** BEGIN **

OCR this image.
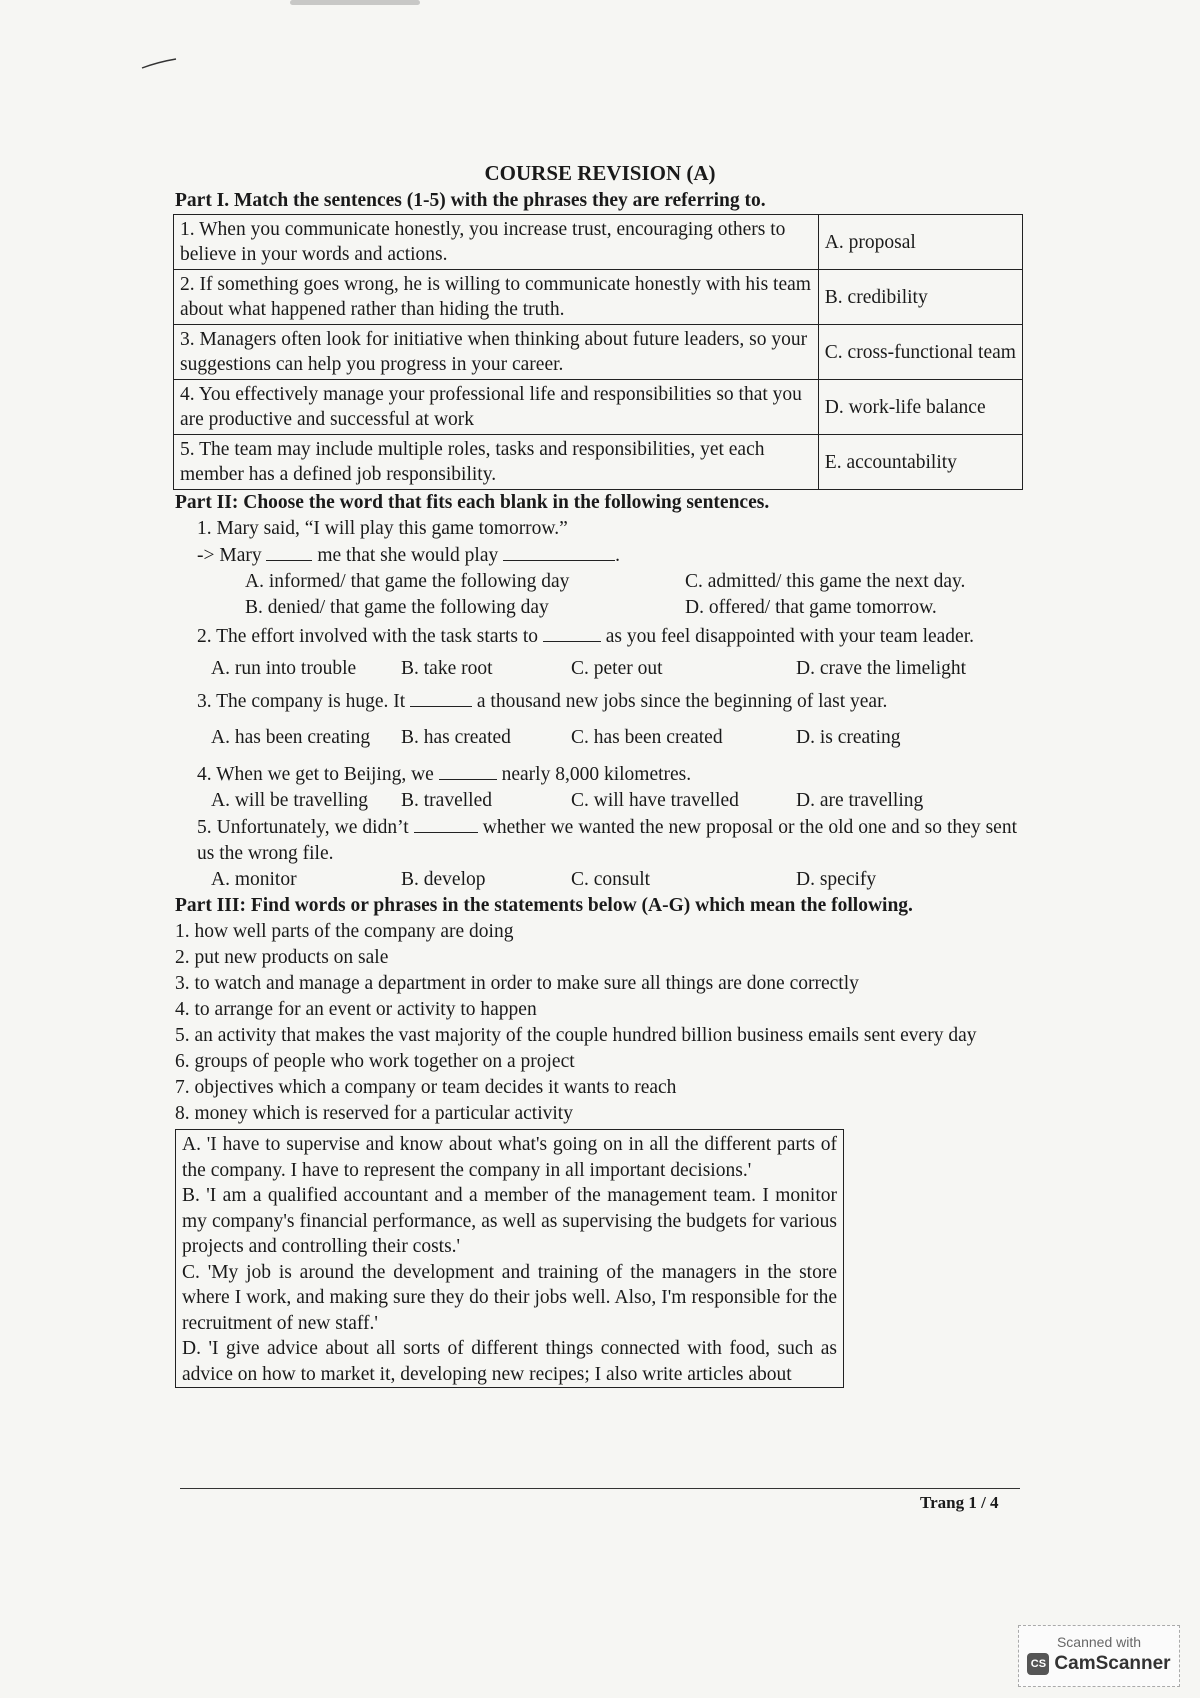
COURSE REVISION (A)
Part I. Match the sentences (1-5) with the phrases they are referring to.
1. When you communicate honestly, you increase trust, encouraging others to believe in your words and actions.	A. proposal
2. If something goes wrong, he is willing to communicate honestly with his team about what happened rather than hiding the truth.	B. credibility
3. Managers often look for initiative when thinking about future leaders, so your suggestions can help you progress in your career.	C. cross-functional team
4. You effectively manage your professional life and responsibilities so that you are productive and successful at work	D. work-life balance
5. The team may include multiple roles, tasks and responsibilities, yet each member has a defined job responsibility.	E. accountability
Part II: Choose the word that fits each blank in the following sentences.
1. Mary said, “I will play this game tomorrow.”
-> Mary	me that she would play	.
A. informed/ that game the following day	C. admitted/ this game the next day.
B. denied/ that game the following day	D. offered/ that game tomorrow.
2. The effort involved with the task starts to	as you feel disappointed with your team leader.
A. run into trouble	B. take root	C. peter out	D. crave the limelight
3. The company is huge. It	a thousand new jobs since the beginning of last year.
A. has been creating	B. has created	C. has been created	D. is creating
4. When we get to Beijing, we	nearly 8,000 kilometres.
A. will be travelling	B. travelled	C. will have travelled	D. are travelling
5. Unfortunately, we didn’t	whether we wanted the new proposal or the old one and so they sent us the wrong file.
A. monitor	B. develop	C. consult	D. specify
Part III: Find words or phrases in the statements below (A-G) which mean the following.
1. how well parts of the company are doing
2. put new products on sale
3. to watch and manage a department in order to make sure all things are done correctly
4. to arrange for an event or activity to happen
5. an activity that makes the vast majority of the couple hundred billion business emails sent every day
6. groups of people who work together on a project
7. objectives which a company or team decides it wants to reach
8. money which is reserved for a particular activity
A. 'I have to supervise and know about what's going on in all the different parts of the company. I have to represent the company in all important decisions.'
B. 'I am a qualified accountant and a member of the management team. I monitor my company's financial performance, as well as supervising the budgets for various projects and controlling their costs.'
C. 'My job is around the development and training of the managers in the store where I work, and making sure they do their jobs well. Also, I'm responsible for the recruitment of new staff.'
D. 'I give advice about all sorts of different things connected with food, such as advice on how to market it, developing new recipes; I also write articles about
Trang 1 / 4
Scanned with
CS CamScanner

** END **

WHAT THE EXERCISE ASKS — Take the listing above and restate it word for word, without its pictures.

ANSWER IN FULL —
OCR this image.
COURSE REVISION (A)
Part I. Match the sentences (1-5) with the phrases they are referring to.
1. When you communicate honestly, you increase trust, encouraging others to believe in your words and actions.	A. proposal
2. If something goes wrong, he is willing to communicate honestly with his team about what happened rather than hiding the truth.	B. credibility
3. Managers often look for initiative when thinking about future leaders, so your suggestions can help you progress in your career.	C. cross-functional team
4. You effectively manage your professional life and responsibilities so that you are productive and successful at work	D. work-life balance
5. The team may include multiple roles, tasks and responsibilities, yet each member has a defined job responsibility.	E. accountability
Part II: Choose the word that fits each blank in the following sentences.
1. Mary said, “I will play this game tomorrow.”
-> Mary	me that she would play	.
A. informed/ that game the following day	C. admitted/ this game the next day.
B. denied/ that game the following day	D. offered/ that game tomorrow.
2. The effort involved with the task starts to	as you feel disappointed with your team leader.
A. run into trouble	B. take root	C. peter out	D. crave the limelight
3. The company is huge. It	a thousand new jobs since the beginning of last year.
A. has been creating	B. has created	C. has been created	D. is creating
4. When we get to Beijing, we	nearly 8,000 kilometres.
A. will be travelling	B. travelled	C. will have travelled	D. are travelling
5. Unfortunately, we didn’t	whether we wanted the new proposal or the old one and so they sent us the wrong file.
A. monitor	B. develop	C. consult	D. specify
Part III: Find words or phrases in the statements below (A-G) which mean the following.
1. how well parts of the company are doing
2. put new products on sale
3. to watch and manage a department in order to make sure all things are done correctly
4. to arrange for an event or activity to happen
5. an activity that makes the vast majority of the couple hundred billion business emails sent every day
6. groups of people who work together on a project
7. objectives which a company or team decides it wants to reach
8. money which is reserved for a particular activity
A. 'I have to supervise and know about what's going on in all the different parts of the company. I have to represent the company in all important decisions.'
B. 'I am a qualified accountant and a member of the management team. I monitor my company's financial performance, as well as supervising the budgets for various projects and controlling their costs.'
C. 'My job is around the development and training of the managers in the store where I work, and making sure they do their jobs well. Also, I'm responsible for the recruitment of new staff.'
D. 'I give advice about all sorts of different things connected with food, such as advice on how to market it, developing new recipes; I also write articles about
Trang 1 / 4
Scanned with
CS CamScanner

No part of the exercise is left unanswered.